==== Entries ====

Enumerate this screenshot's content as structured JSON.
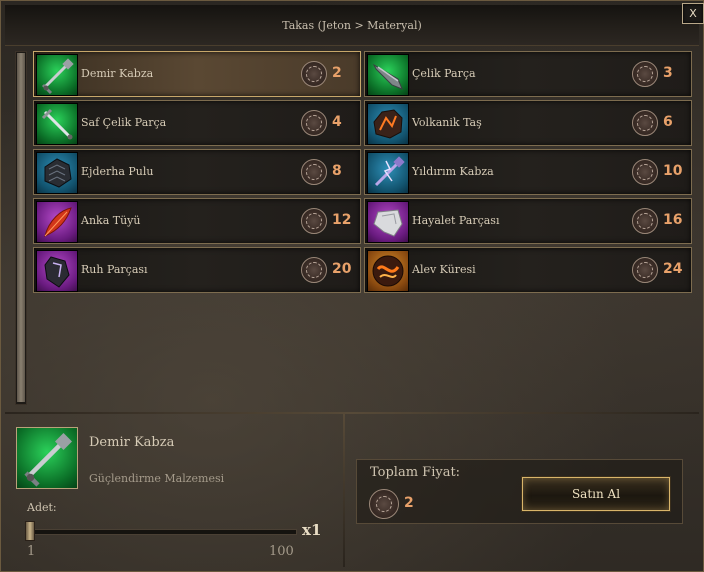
{
  "window": {
    "title": "Takas (Jeton > Materyal)",
    "close_label": "X"
  },
  "items": [
    {
      "name": "Demir Kabza",
      "price": "2",
      "icon": "iron-hilt-icon",
      "bg": "green",
      "selected": true
    },
    {
      "name": "Çelik Parça",
      "price": "3",
      "icon": "steel-piece-icon",
      "bg": "green",
      "selected": false
    },
    {
      "name": "Saf Çelik Parça",
      "price": "4",
      "icon": "pure-steel-piece-icon",
      "bg": "green",
      "selected": false
    },
    {
      "name": "Volkanik Taş",
      "price": "6",
      "icon": "volcanic-stone-icon",
      "bg": "blue",
      "selected": false
    },
    {
      "name": "Ejderha Pulu",
      "price": "8",
      "icon": "dragon-scale-icon",
      "bg": "blue",
      "selected": false
    },
    {
      "name": "Yıldırım Kabza",
      "price": "10",
      "icon": "lightning-hilt-icon",
      "bg": "blue",
      "selected": false
    },
    {
      "name": "Anka Tüyü",
      "price": "12",
      "icon": "phoenix-feather-icon",
      "bg": "purple",
      "selected": false
    },
    {
      "name": "Hayalet Parçası",
      "price": "16",
      "icon": "ghost-fragment-icon",
      "bg": "purple",
      "selected": false
    },
    {
      "name": "Ruh Parçası",
      "price": "20",
      "icon": "soul-fragment-icon",
      "bg": "purple",
      "selected": false
    },
    {
      "name": "Alev Küresi",
      "price": "24",
      "icon": "flame-orb-icon",
      "bg": "orange",
      "selected": false
    }
  ],
  "detail": {
    "name": "Demir Kabza",
    "type": "Güçlendirme Malzemesi",
    "icon": "iron-hilt-icon"
  },
  "quantity": {
    "label": "Adet:",
    "value": 1,
    "value_text": "x1",
    "min": "1",
    "max": "100"
  },
  "total": {
    "label": "Toplam Fiyat:",
    "value": "2"
  },
  "buy_button": {
    "label": "Satın Al"
  },
  "colors": {
    "price": "#e8a16a",
    "selected_border": "#c7a76a",
    "accent_gold": "#d9b56a"
  }
}
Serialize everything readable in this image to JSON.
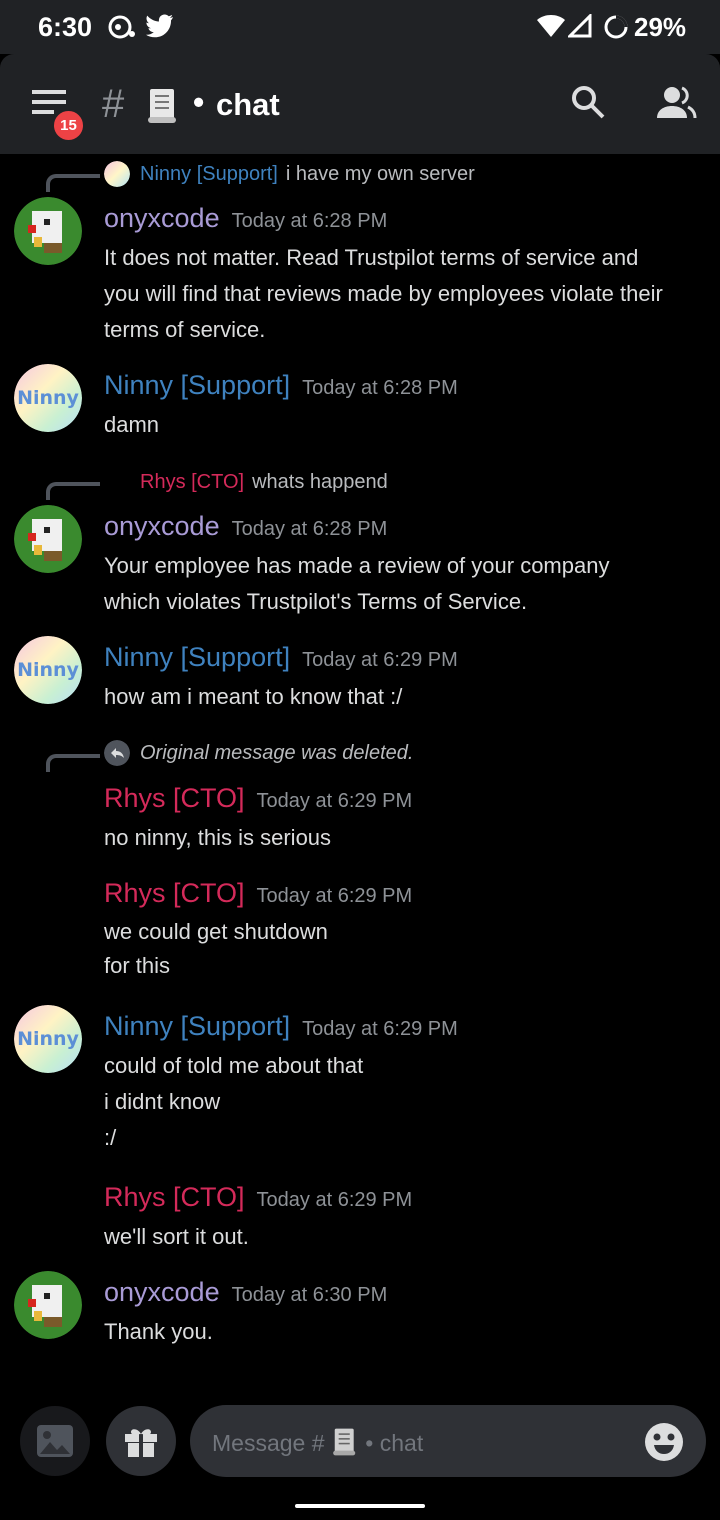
{
  "status_bar": {
    "time": "6:30",
    "battery": "29%"
  },
  "header": {
    "badge": "15",
    "hash": "#",
    "channel_name": "chat"
  },
  "messages": [
    {
      "reply": {
        "author": "Ninny [Support]",
        "text": "i have my own server"
      },
      "author": "onyxcode",
      "timestamp": "Today at 6:28 PM",
      "text": "It does not matter. Read Trustpilot terms of service and\nyou will find that reviews made by employees violate their\nterms of service."
    },
    {
      "author": "Ninny [Support]",
      "timestamp": "Today at 6:28 PM",
      "text": "damn"
    },
    {
      "reply": {
        "author": "Rhys [CTO]",
        "text": "whats happend"
      },
      "author": "onyxcode",
      "timestamp": "Today at 6:28 PM",
      "text": "Your employee has made a review of your company\nwhich violates Trustpilot's Terms of Service."
    },
    {
      "author": "Ninny [Support]",
      "timestamp": "Today at 6:29 PM",
      "text": "how am i meant to know that :/"
    },
    {
      "reply": {
        "text": "Original message was deleted."
      },
      "author": "Rhys [CTO]",
      "timestamp": "Today at 6:29 PM",
      "text": "no ninny, this is serious"
    },
    {
      "author": "Rhys [CTO]",
      "timestamp": "Today at 6:29 PM",
      "text": "we could get shutdown\nfor this"
    },
    {
      "author": "Ninny [Support]",
      "timestamp": "Today at 6:29 PM",
      "text": "could of told me about that\ni didnt know\n:/"
    },
    {
      "author": "Rhys [CTO]",
      "timestamp": "Today at 6:29 PM",
      "text": "we'll sort it out."
    },
    {
      "author": "onyxcode",
      "timestamp": "Today at 6:30 PM",
      "text": "Thank you."
    }
  ],
  "composer": {
    "placeholder_prefix": "Message #",
    "placeholder_channel": "chat"
  },
  "colors": {
    "onyxcode": "#a99bd6",
    "ninny": "#3f82bf",
    "rhys": "#d42a5a",
    "background": "#000000",
    "header": "#202225"
  }
}
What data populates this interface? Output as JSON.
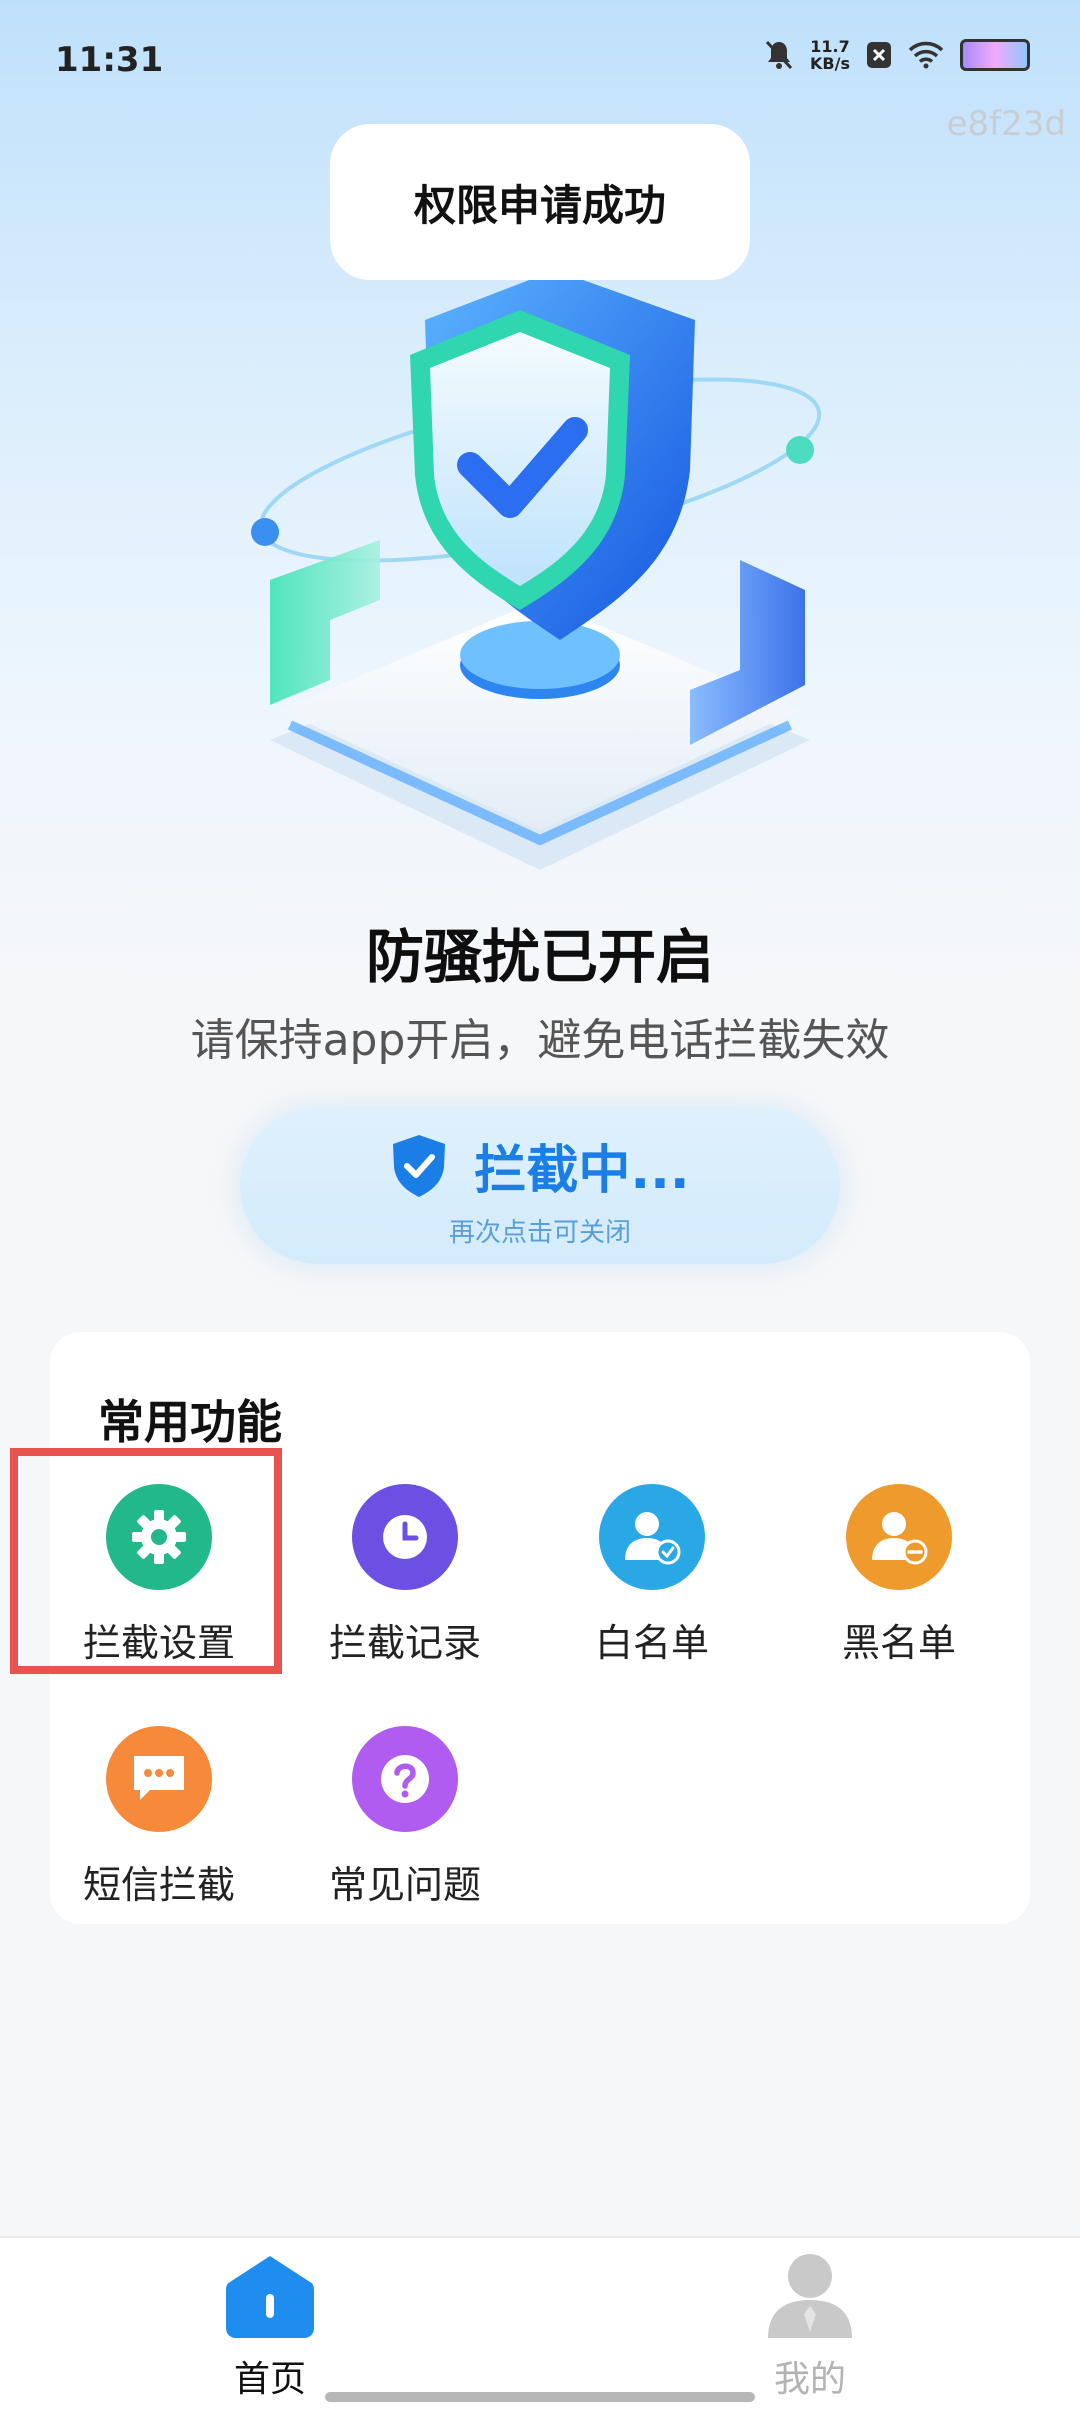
{
  "status_bar": {
    "time": "11:31",
    "net_speed_value": "11.7",
    "net_speed_unit": "KB/s"
  },
  "watermark": "e8f23d",
  "toast": {
    "text": "权限申请成功"
  },
  "hero": {
    "title": "防骚扰已开启",
    "subtitle": "请保持app开启，避免电话拦截失效"
  },
  "intercept_button": {
    "label": "拦截中...",
    "hint": "再次点击可关闭"
  },
  "features": {
    "title": "常用功能",
    "items": [
      {
        "label": "拦截设置",
        "icon": "gear-icon",
        "color": "#22b88a"
      },
      {
        "label": "拦截记录",
        "icon": "clock-icon",
        "color": "#6c4fe3"
      },
      {
        "label": "白名单",
        "icon": "user-check-icon",
        "color": "#2aa8e6"
      },
      {
        "label": "黑名单",
        "icon": "user-minus-icon",
        "color": "#ee9a2c"
      },
      {
        "label": "短信拦截",
        "icon": "message-icon",
        "color": "#f7893b"
      },
      {
        "label": "常见问题",
        "icon": "question-icon",
        "color": "#b05cf0"
      }
    ]
  },
  "tabbar": {
    "tabs": [
      {
        "label": "首页",
        "active": true,
        "color": "#1f8cf0"
      },
      {
        "label": "我的",
        "active": false,
        "color": "#b3b3b3"
      }
    ]
  }
}
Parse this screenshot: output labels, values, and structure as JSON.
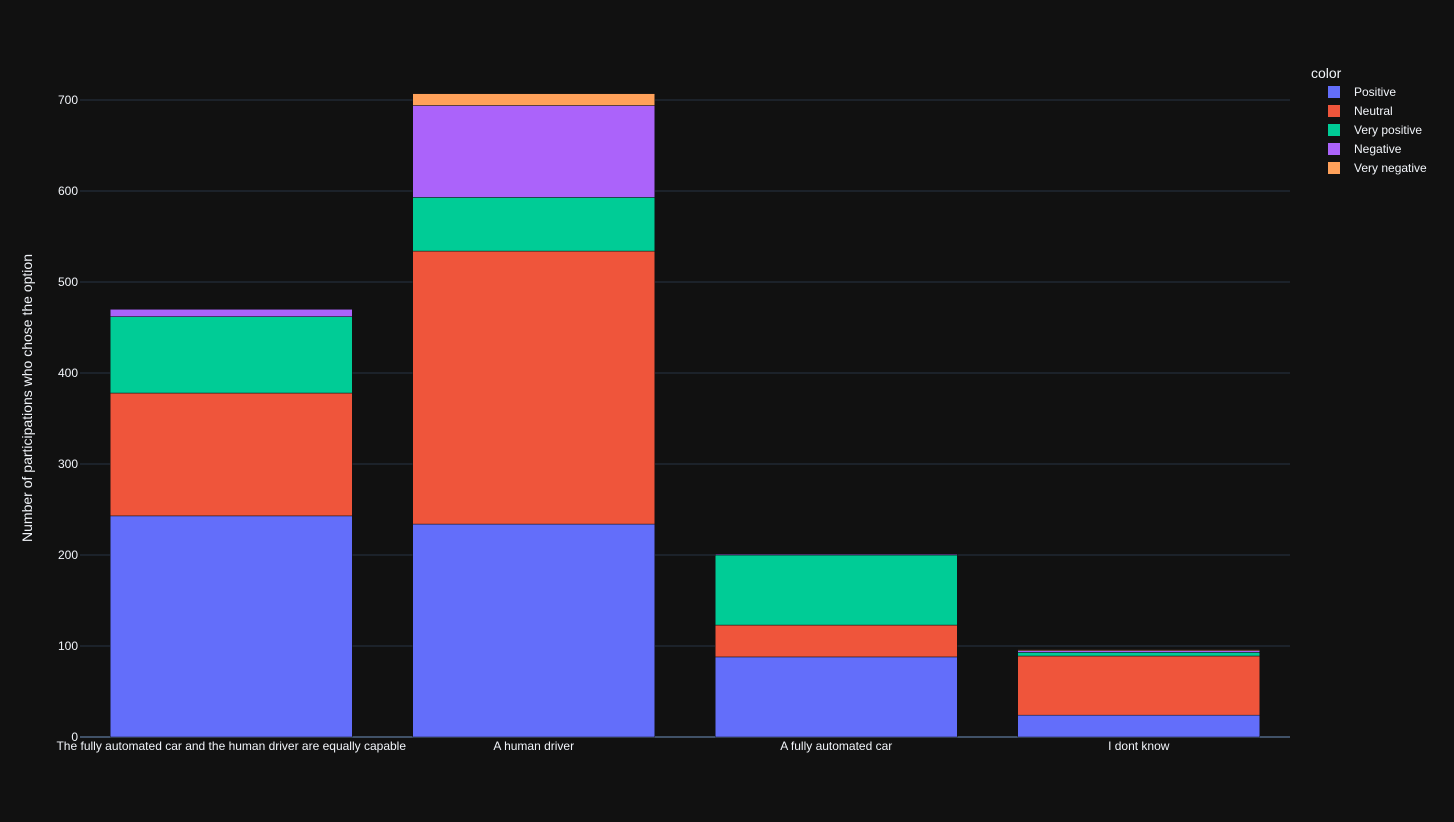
{
  "chart_data": {
    "type": "bar",
    "barmode": "stack",
    "title": "",
    "xlabel": "",
    "ylabel": "Number of participations who chose the option",
    "ylim": [
      0,
      744
    ],
    "yticks": [
      0,
      100,
      200,
      300,
      400,
      500,
      600,
      700
    ],
    "grid": true,
    "legend_title": "color",
    "legend_position": "top-right",
    "categories": [
      "The fully automated car and the human driver are equally capable",
      "A human driver",
      "A fully automated car",
      "I dont know"
    ],
    "series": [
      {
        "name": "Positive",
        "color": "#636efa",
        "values": [
          243,
          234,
          88,
          24
        ]
      },
      {
        "name": "Neutral",
        "color": "#ef553b",
        "values": [
          135,
          300,
          35,
          65
        ]
      },
      {
        "name": "Very positive",
        "color": "#00cc96",
        "values": [
          84,
          59,
          77,
          4
        ]
      },
      {
        "name": "Negative",
        "color": "#ab63fa",
        "values": [
          8,
          101,
          1,
          2
        ]
      },
      {
        "name": "Very negative",
        "color": "#ffa15a",
        "values": [
          0,
          13,
          0,
          1
        ]
      }
    ]
  }
}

====

**Do this:** Which lines hold the word "that"? Return all of them from the records above.

**Solution below:**
      "text": "It does not matter. Read Trustpilot terms of service and\nyou will find that reviews made by employees violate their\nterms of service."
      "text": "how am i meant to know that :/"
      "text": "could of told me about that\ni didnt know\n:/"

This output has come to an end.